### INSTRUCTIONS FOR THE TASK
Gather up the lines that contain "marker".

### RECORD EXCERPTS

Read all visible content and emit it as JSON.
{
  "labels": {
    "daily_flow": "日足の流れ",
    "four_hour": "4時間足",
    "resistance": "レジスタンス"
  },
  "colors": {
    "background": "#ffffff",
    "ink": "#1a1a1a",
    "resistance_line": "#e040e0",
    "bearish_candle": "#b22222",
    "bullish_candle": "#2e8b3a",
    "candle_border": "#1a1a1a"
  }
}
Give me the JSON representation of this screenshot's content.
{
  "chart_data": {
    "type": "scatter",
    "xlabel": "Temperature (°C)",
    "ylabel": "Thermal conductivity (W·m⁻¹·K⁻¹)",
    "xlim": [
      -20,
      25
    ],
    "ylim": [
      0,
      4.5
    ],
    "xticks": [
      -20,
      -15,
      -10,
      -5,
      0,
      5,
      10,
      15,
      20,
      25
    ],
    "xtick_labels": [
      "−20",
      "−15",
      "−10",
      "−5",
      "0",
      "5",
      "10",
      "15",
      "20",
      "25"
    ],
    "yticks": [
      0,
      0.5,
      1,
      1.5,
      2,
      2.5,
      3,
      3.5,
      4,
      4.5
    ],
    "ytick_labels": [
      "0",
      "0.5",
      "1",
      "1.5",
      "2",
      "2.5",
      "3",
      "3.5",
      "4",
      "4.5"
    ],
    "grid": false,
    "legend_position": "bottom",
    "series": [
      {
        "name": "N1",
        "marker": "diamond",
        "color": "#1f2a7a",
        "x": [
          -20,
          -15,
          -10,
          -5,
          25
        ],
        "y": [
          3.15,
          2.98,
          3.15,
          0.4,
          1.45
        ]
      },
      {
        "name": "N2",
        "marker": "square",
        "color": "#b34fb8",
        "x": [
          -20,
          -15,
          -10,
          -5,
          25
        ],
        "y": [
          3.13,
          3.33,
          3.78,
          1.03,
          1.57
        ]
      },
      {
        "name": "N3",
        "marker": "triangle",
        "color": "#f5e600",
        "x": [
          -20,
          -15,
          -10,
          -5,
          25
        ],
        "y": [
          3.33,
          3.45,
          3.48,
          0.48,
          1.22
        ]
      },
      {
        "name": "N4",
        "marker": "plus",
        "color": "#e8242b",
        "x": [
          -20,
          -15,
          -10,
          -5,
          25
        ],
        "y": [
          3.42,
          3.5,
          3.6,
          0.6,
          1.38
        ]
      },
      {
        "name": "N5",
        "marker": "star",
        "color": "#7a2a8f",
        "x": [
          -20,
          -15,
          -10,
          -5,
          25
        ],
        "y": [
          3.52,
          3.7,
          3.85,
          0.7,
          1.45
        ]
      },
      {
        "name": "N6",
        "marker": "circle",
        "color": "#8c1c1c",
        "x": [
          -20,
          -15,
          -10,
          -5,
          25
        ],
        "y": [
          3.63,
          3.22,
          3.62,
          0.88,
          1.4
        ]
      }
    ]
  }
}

### EXPECTED OUTPUT
        "marker": "diamond",
        "marker": "square",
        "marker": "triangle",
        "marker": "plus",
        "marker": "star",
        "marker": "circle",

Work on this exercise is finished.